*Data excerpts*
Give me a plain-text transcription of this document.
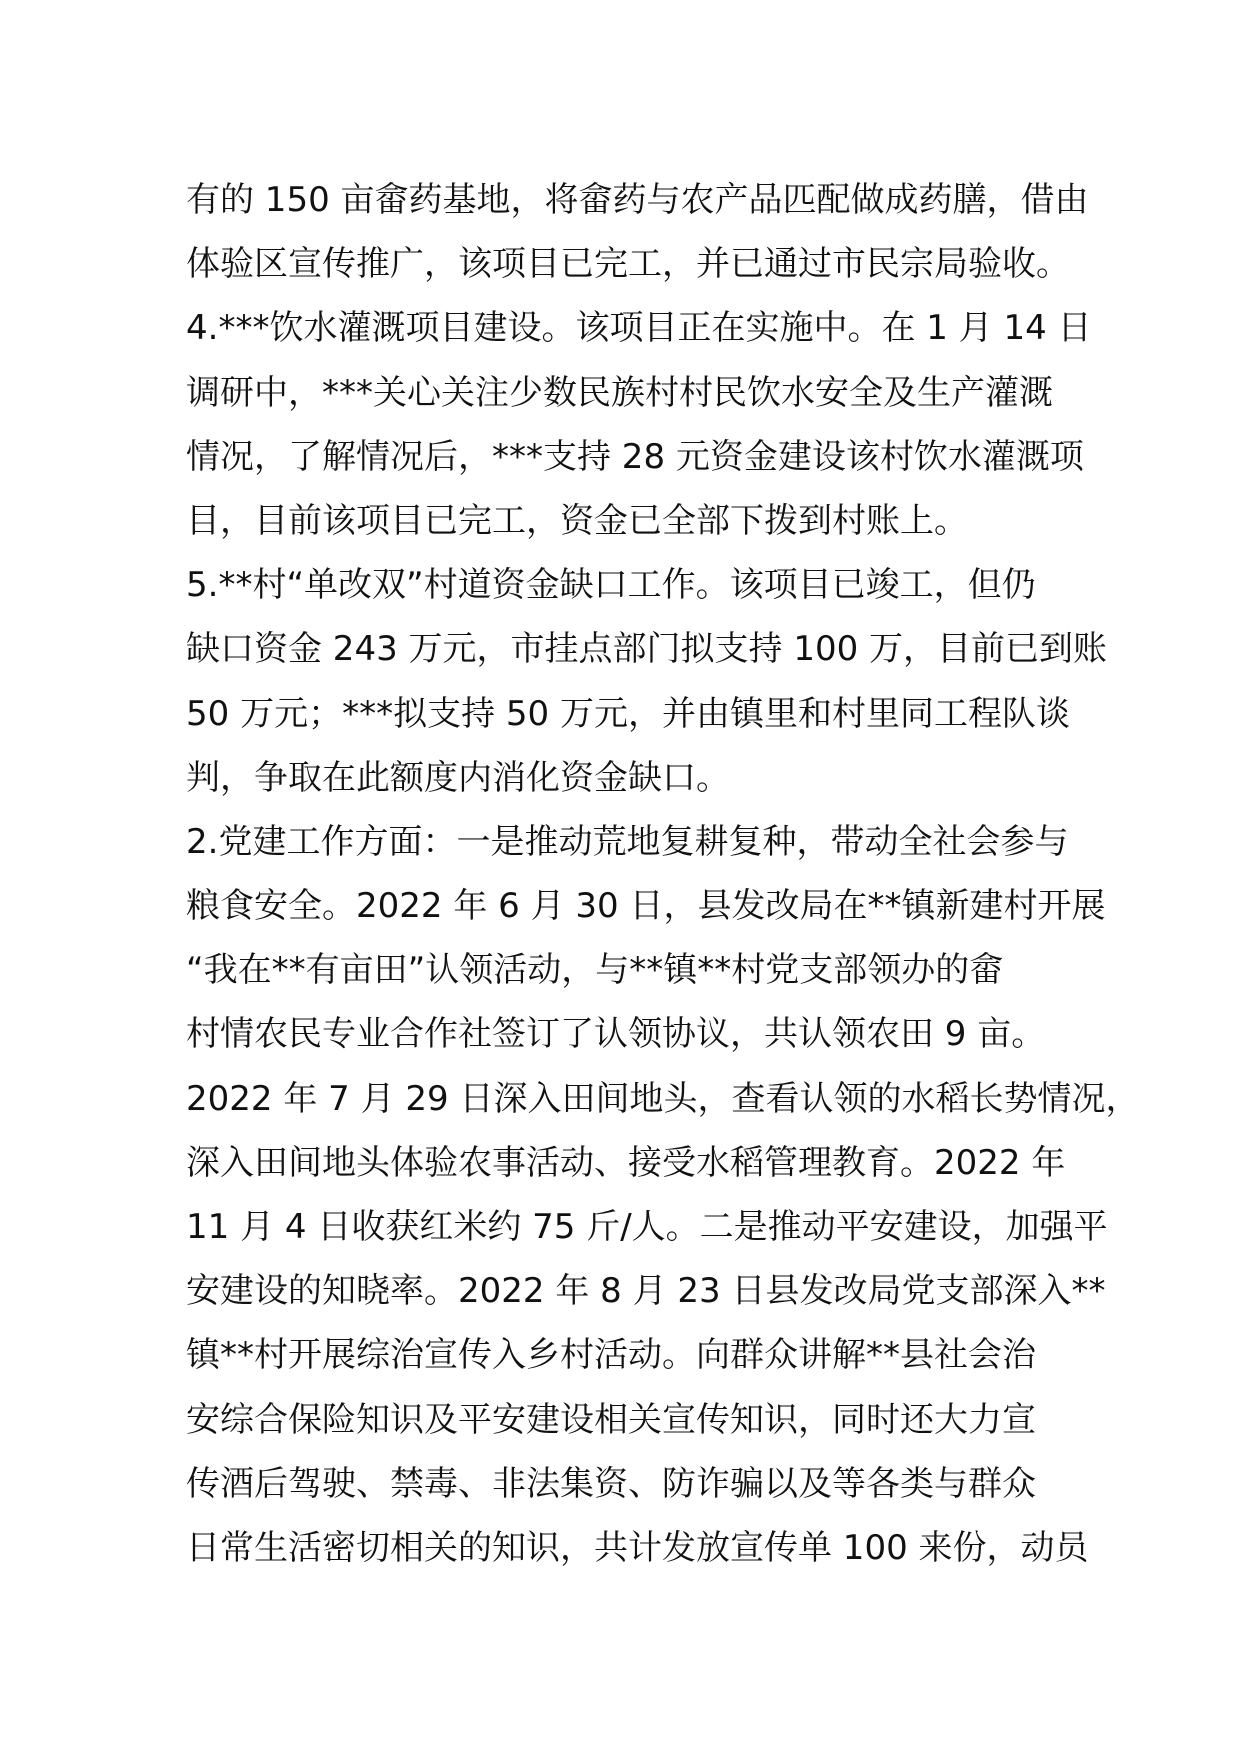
有的 150 亩畲药基地，将畲药与农产品匹配做成药膳，借由
体验区宣传推广，该项目已完工，并已通过市民宗局验收。
4.***饮水灌溉项目建设。该项目正在实施中。在 1 月 14 日
调研中，***关心关注少数民族村村民饮水安全及生产灌溉
情况，了解情况后，***支持 28 元资金建设该村饮水灌溉项
目，目前该项目已完工，资金已全部下拨到村账上。
5.**村“单改双”村道资金缺口工作。该项目已竣工，但仍
缺口资金 243 万元，市挂点部门拟支持 100 万，目前已到账
50 万元；***拟支持 50 万元，并由镇里和村里同工程队谈
判，争取在此额度内消化资金缺口。
2.党建工作方面：一是推动荒地复耕复种，带动全社会参与
粮食安全。2022 年 6 月 30 日，县发改局在**镇新建村开展
“我在**有亩田”认领活动，与**镇**村党支部领办的畲
村情农民专业合作社签订了认领协议，共认领农田 9 亩。
2022 年 7 月 29 日深入田间地头，查看认领的水稻长势情况，
深入田间地头体验农事活动、接受水稻管理教育。2022 年
11 月 4 日收获红米约 75 斤/人。二是推动平安建设，加强平
安建设的知晓率。2022 年 8 月 23 日县发改局党支部深入**
镇**村开展综治宣传入乡村活动。向群众讲解**县社会治
安综合保险知识及平安建设相关宣传知识，同时还大力宣
传酒后驾驶、禁毒、非法集资、防诈骗以及等各类与群众
日常生活密切相关的知识，共计发放宣传单 100 来份，动员
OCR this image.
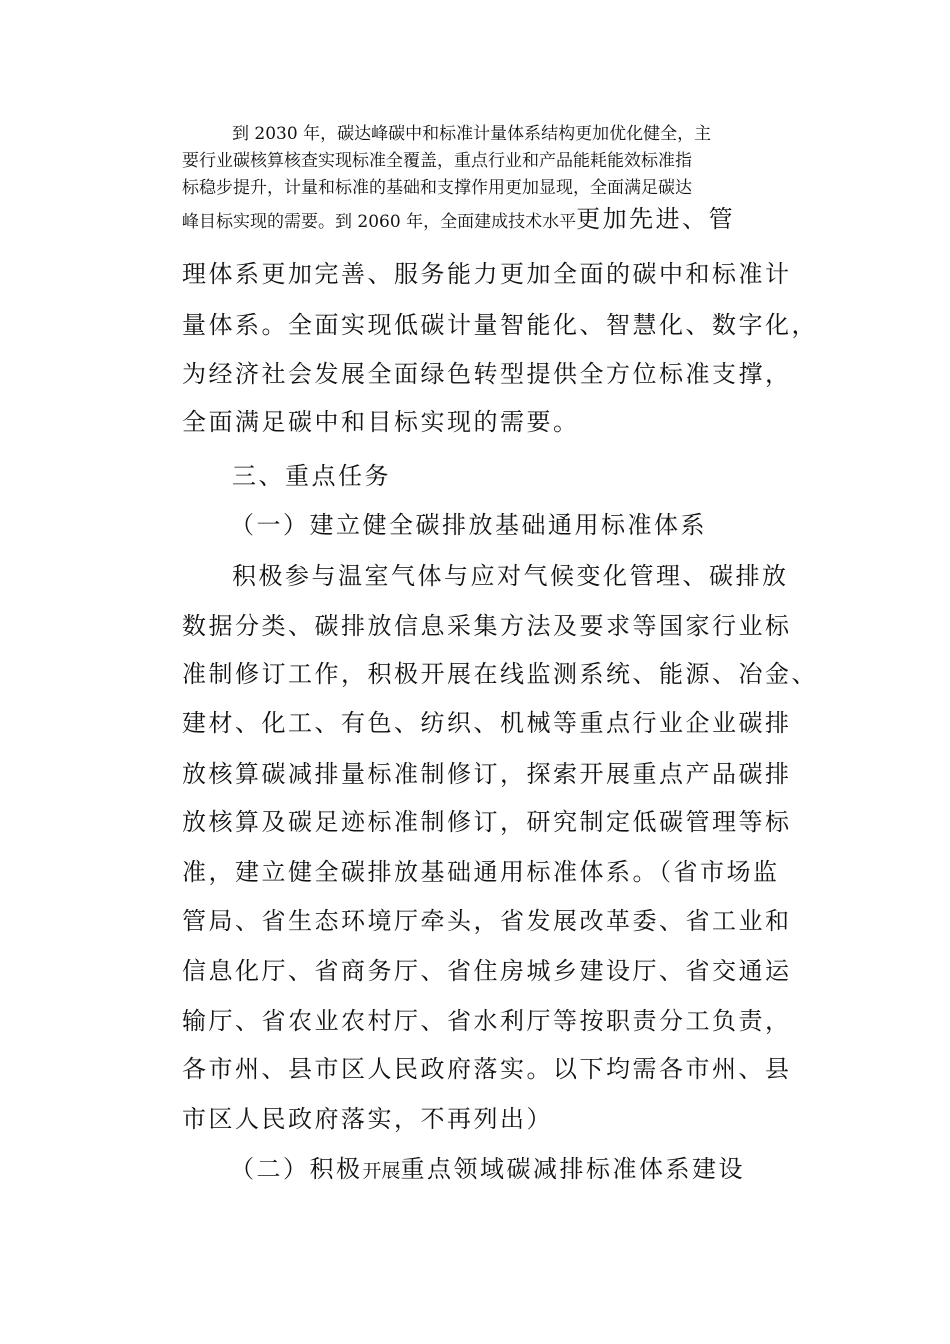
到 2030 年，碳达峰碳中和标准计量体系结构更加优化健全，主

要行业碳核算核查实现标准全覆盖，重点行业和产品能耗能效标准指

标稳步提升，计量和标准的基础和支撑作用更加显现，全面满足碳达

峰目标实现的需要。到 2060 年，全面建成技术水平更加先进、管

理体系更加完善、服务能力更加全面的碳中和标准计

量体系。全面实现低碳计量智能化、智慧化、数字化，

为经济社会发展全面绿色转型提供全方位标准支撑，

全面满足碳中和目标实现的需要。

三、重点任务

（一）建立健全碳排放基础通用标准体系

积极参与温室气体与应对气候变化管理、碳排放

数据分类、碳排放信息采集方法及要求等国家行业标

准制修订工作，积极开展在线监测系统、能源、冶金、

建材、化工、有色、纺织、机械等重点行业企业碳排

放核算碳减排量标准制修订，探索开展重点产品碳排

放核算及碳足迹标准制修订，研究制定低碳管理等标

准，建立健全碳排放基础通用标准体系。（省市场监

管局、省生态环境厅牵头，省发展改革委、省工业和

信息化厅、省商务厅、省住房城乡建设厅、省交通运

输厅、省农业农村厅、省水利厅等按职责分工负责，

各市州、县市区人民政府落实。以下均需各市州、县

市区人民政府落实，不再列出）

（二）积极开展重点领域碳减排标准体系建设
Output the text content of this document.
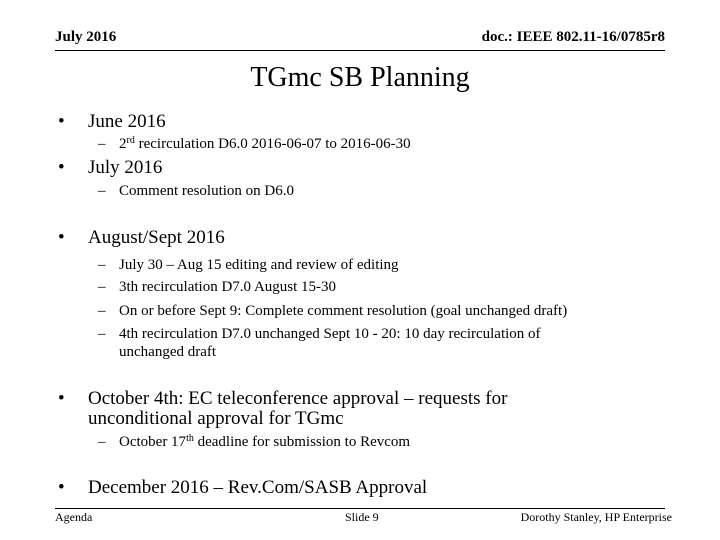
July 2016	doc.: IEEE 802.11-16/0785r8
TGmc SB Planning
• June 2016
– 2rd recirculation D6.0 2016-06-07 to 2016-06-30
• July 2016
– Comment resolution on D6.0
• August/Sept 2016
– July 30 – Aug 15 editing and review of editing
– 3th recirculation D7.0 August 15-30
– On or before Sept 9: Complete comment resolution (goal unchanged draft)
– 4th recirculation D7.0 unchanged Sept 10 - 20: 10 day recirculation of
unchanged draft
• October 4th: EC teleconference approval – requests for
unconditional approval for TGmc
– October 17th deadline for submission to Revcom
• December 2016 – Rev.Com/SASB Approval
Agenda	Slide 9	Dorothy Stanley, HP Enterprise
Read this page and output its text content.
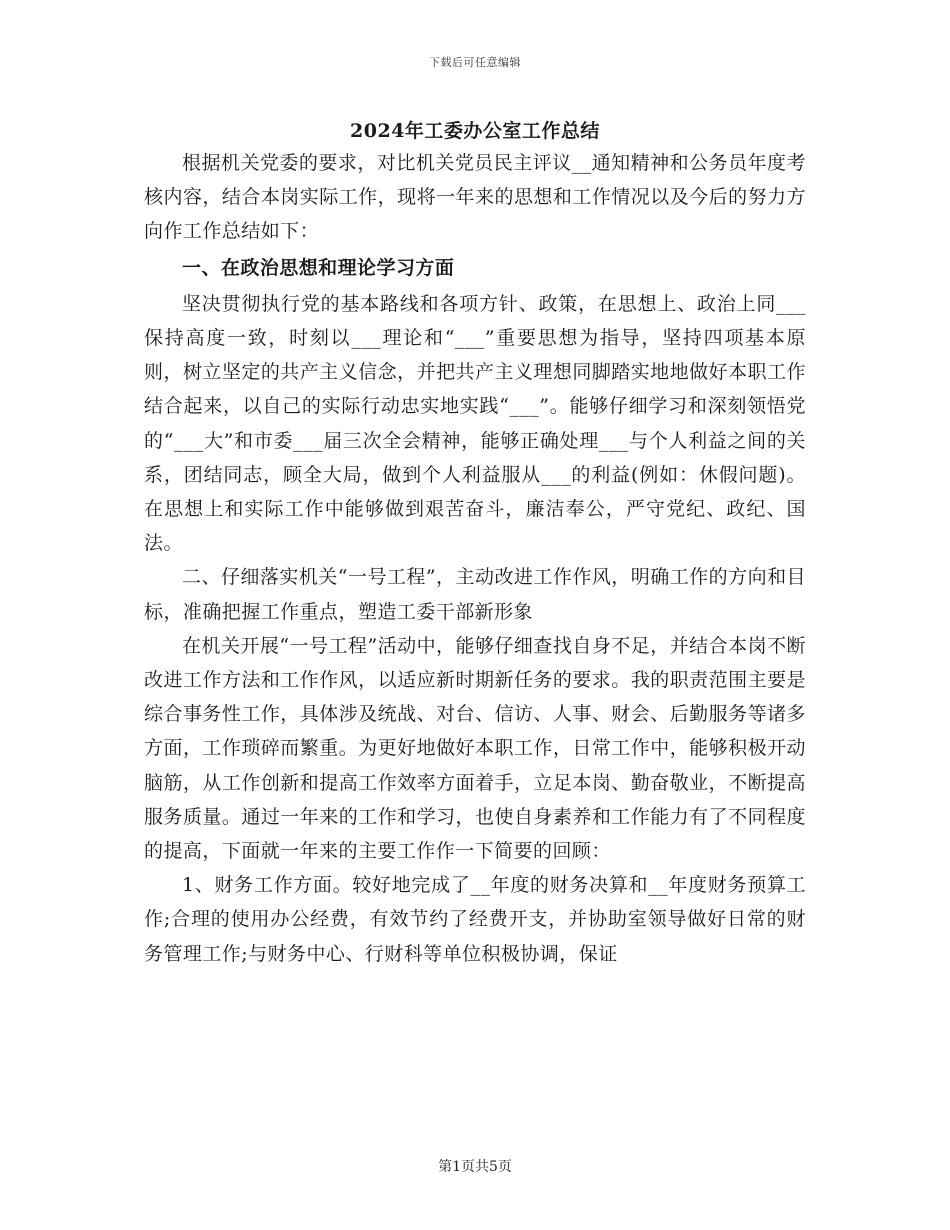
下载后可任意编辑
2024年工委办公室工作总结

根据机关党委的要求，对比机关党员民主评议__通知精神和公务员年度考核内容，结合本岗实际工作，现将一年来的思想和工作情况以及今后的努力方向作工作总结如下：

一、在政治思想和理论学习方面

坚决贯彻执行党的基本路线和各项方针、政策，在思想上、政治上同___保持高度一致，时刻以___理论和“___”重要思想为指导，坚持四项基本原则，树立坚定的共产主义信念，并把共产主义理想同脚踏实地地做好本职工作结合起来，以自己的实际行动忠实地实践“___”。能够仔细学习和深刻领悟党的“___大”和市委___届三次全会精神，能够正确处理___与个人利益之间的关系，团结同志，顾全大局，做到个人利益服从___的利益(例如：休假问题)。在思想上和实际工作中能够做到艰苦奋斗，廉洁奉公，严守党纪、政纪、国法。

二、仔细落实机关“一号工程”，主动改进工作作风，明确工作的方向和目标，准确把握工作重点，塑造工委干部新形象

在机关开展“一号工程”活动中，能够仔细查找自身不足，并结合本岗不断改进工作方法和工作作风，以适应新时期新任务的要求。我的职责范围主要是综合事务性工作，具体涉及统战、对台、信访、人事、财会、后勤服务等诸多方面，工作琐碎而繁重。为更好地做好本职工作，日常工作中，能够积极开动脑筋，从工作创新和提高工作效率方面着手，立足本岗、勤奋敬业，不断提高服务质量。通过一年来的工作和学习，也使自身素养和工作能力有了不同程度的提高，下面就一年来的主要工作作一下简要的回顾：

1、财务工作方面。较好地完成了__年度的财务决算和__年度财务预算工作;合理的使用办公经费，有效节约了经费开支，并协助室领导做好日常的财务管理工作;与财务中心、行财科等单位积极协调，保证

第1页共5页
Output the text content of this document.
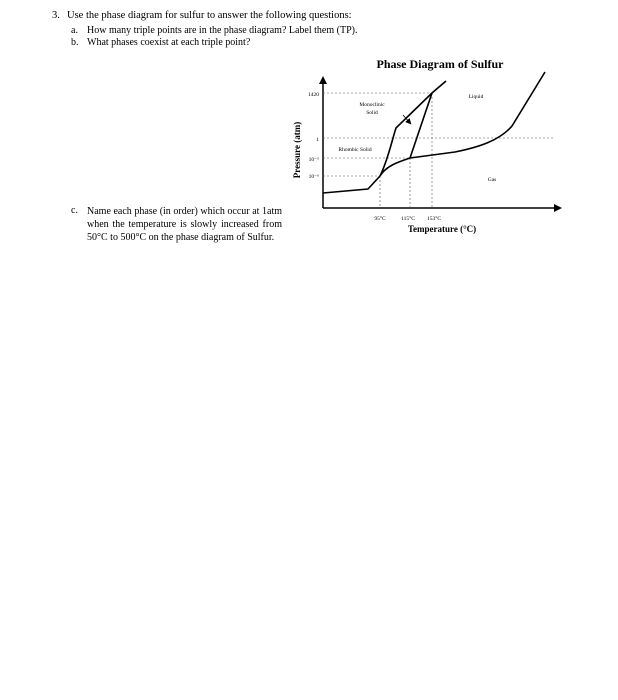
3. Use the phase diagram for sulfur to answer the following questions:
a. How many triple points are in the phase diagram? Label them (TP).
b. What phases coexist at each triple point?
c. Name each phase (in order) which occur at 1atm when the temperature is slowly increased from 50°C to 500°C on the phase diagram of Sulfur.
Phase Diagram of Sulfur
Pressure (atm)
1420
1
10⁻⁵
10⁻⁶
95°C	115°C 153°C
Temperature (°C)
Monoclinic
Solid
Rhombic Solid
Liquid
Gas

*Do this*
Omit the pictures and restate the rest of the records verbatim.

*The answer*
Give me a plain-text transcription of this document.
有的 150 亩畲药基地，将畲药与农产品匹配做成药膳，借由
体验区宣传推广，该项目已完工，并已通过市民宗局验收。
4.***饮水灌溉项目建设。该项目正在实施中。在 1 月 14 日
调研中，***关心关注少数民族村村民饮水安全及生产灌溉
情况，了解情况后，***支持 28 元资金建设该村饮水灌溉项
目，目前该项目已完工，资金已全部下拨到村账上。
5.**村“单改双”村道资金缺口工作。该项目已竣工，但仍
缺口资金 243 万元，市挂点部门拟支持 100 万，目前已到账
50 万元；***拟支持 50 万元，并由镇里和村里同工程队谈
判，争取在此额度内消化资金缺口。
2.党建工作方面：一是推动荒地复耕复种，带动全社会参与
粮食安全。2022 年 6 月 30 日，县发改局在**镇新建村开展
“我在**有亩田”认领活动，与**镇**村党支部领办的畲
村情农民专业合作社签订了认领协议，共认领农田 9 亩。
2022 年 7 月 29 日深入田间地头，查看认领的水稻长势情况，
深入田间地头体验农事活动、接受水稻管理教育。2022 年
11 月 4 日收获红米约 75 斤/人。二是推动平安建设，加强平
安建设的知晓率。2022 年 8 月 23 日县发改局党支部深入**
镇**村开展综治宣传入乡村活动。向群众讲解**县社会治
安综合保险知识及平安建设相关宣传知识，同时还大力宣
传酒后驾驶、禁毒、非法集资、防诈骗以及等各类与群众
日常生活密切相关的知识，共计发放宣传单 100 来份，动员
OCR this image.
到 2030 年，碳达峰碳中和标准计量体系结构更加优化健全，主

要行业碳核算核查实现标准全覆盖，重点行业和产品能耗能效标准指

标稳步提升，计量和标准的基础和支撑作用更加显现，全面满足碳达

峰目标实现的需要。到 2060 年，全面建成技术水平更加先进、管

理体系更加完善、服务能力更加全面的碳中和标准计

量体系。全面实现低碳计量智能化、智慧化、数字化，

为经济社会发展全面绿色转型提供全方位标准支撑，

全面满足碳中和目标实现的需要。

三、重点任务

（一）建立健全碳排放基础通用标准体系

积极参与温室气体与应对气候变化管理、碳排放

数据分类、碳排放信息采集方法及要求等国家行业标

准制修订工作，积极开展在线监测系统、能源、冶金、

建材、化工、有色、纺织、机械等重点行业企业碳排

放核算碳减排量标准制修订，探索开展重点产品碳排

放核算及碳足迹标准制修订，研究制定低碳管理等标

准，建立健全碳排放基础通用标准体系。（省市场监

管局、省生态环境厅牵头，省发展改革委、省工业和

信息化厅、省商务厅、省住房城乡建设厅、省交通运

输厅、省农业农村厅、省水利厅等按职责分工负责，

各市州、县市区人民政府落实。以下均需各市州、县

市区人民政府落实，不再列出）

（二）积极开展重点领域碳减排标准体系建设
Output the text content of this document.
July 2016	doc.: IEEE 802.11-16/0785r8
TGmc SB Planning
• June 2016
– 2rd recirculation D6.0 2016-06-07 to 2016-06-30
• July 2016
– Comment resolution on D6.0
• August/Sept 2016
– July 30 – Aug 15 editing and review of editing
– 3th recirculation D7.0 August 15-30
– On or before Sept 9: Complete comment resolution (goal unchanged draft)
– 4th recirculation D7.0 unchanged Sept 10 - 20: 10 day recirculation of
unchanged draft
• October 4th: EC teleconference approval – requests for
unconditional approval for TGmc
– October 17th deadline for submission to Revcom
• December 2016 – Rev.Com/SASB Approval
Agenda	Slide 9	Dorothy Stanley, HP Enterprise
Read this page and output its text content.
下载后可任意编辑
2024年工委办公室工作总结

根据机关党委的要求，对比机关党员民主评议__通知精神和公务员年度考核内容，结合本岗实际工作，现将一年来的思想和工作情况以及今后的努力方向作工作总结如下：

一、在政治思想和理论学习方面

坚决贯彻执行党的基本路线和各项方针、政策，在思想上、政治上同___保持高度一致，时刻以___理论和“___”重要思想为指导，坚持四项基本原则，树立坚定的共产主义信念，并把共产主义理想同脚踏实地地做好本职工作结合起来，以自己的实际行动忠实地实践“___”。能够仔细学习和深刻领悟党的“___大”和市委___届三次全会精神，能够正确处理___与个人利益之间的关系，团结同志，顾全大局，做到个人利益服从___的利益(例如：休假问题)。在思想上和实际工作中能够做到艰苦奋斗，廉洁奉公，严守党纪、政纪、国法。

二、仔细落实机关“一号工程”，主动改进工作作风，明确工作的方向和目标，准确把握工作重点，塑造工委干部新形象

在机关开展“一号工程”活动中，能够仔细查找自身不足，并结合本岗不断改进工作方法和工作作风，以适应新时期新任务的要求。我的职责范围主要是综合事务性工作，具体涉及统战、对台、信访、人事、财会、后勤服务等诸多方面，工作琐碎而繁重。为更好地做好本职工作，日常工作中，能够积极开动脑筋，从工作创新和提高工作效率方面着手，立足本岗、勤奋敬业，不断提高服务质量。通过一年来的工作和学习，也使自身素养和工作能力有了不同程度的提高，下面就一年来的主要工作作一下简要的回顾：

1、财务工作方面。较好地完成了__年度的财务决算和__年度财务预算工作;合理的使用办公经费，有效节约了经费开支，并协助室领导做好日常的财务管理工作;与财务中心、行财科等单位积极协调，保证

第1页共5页
Output the text content of this document.
3. Use the phase diagram for sulfur to answer the following questions:
a. How many triple points are in the phase diagram? Label them (TP).
b. What phases coexist at each triple point?
c. Name each phase (in order) which occur at 1atm when the temperature is slowly increased from 50°C to 500°C on the phase diagram of Sulfur.
Phase Diagram of Sulfur
Pressure (atm)
1420
1
10⁻⁵
10⁻⁶
95°C	115°C 153°C
Temperature (°C)
Monoclinic
Solid
Rhombic Solid
Liquid
Gas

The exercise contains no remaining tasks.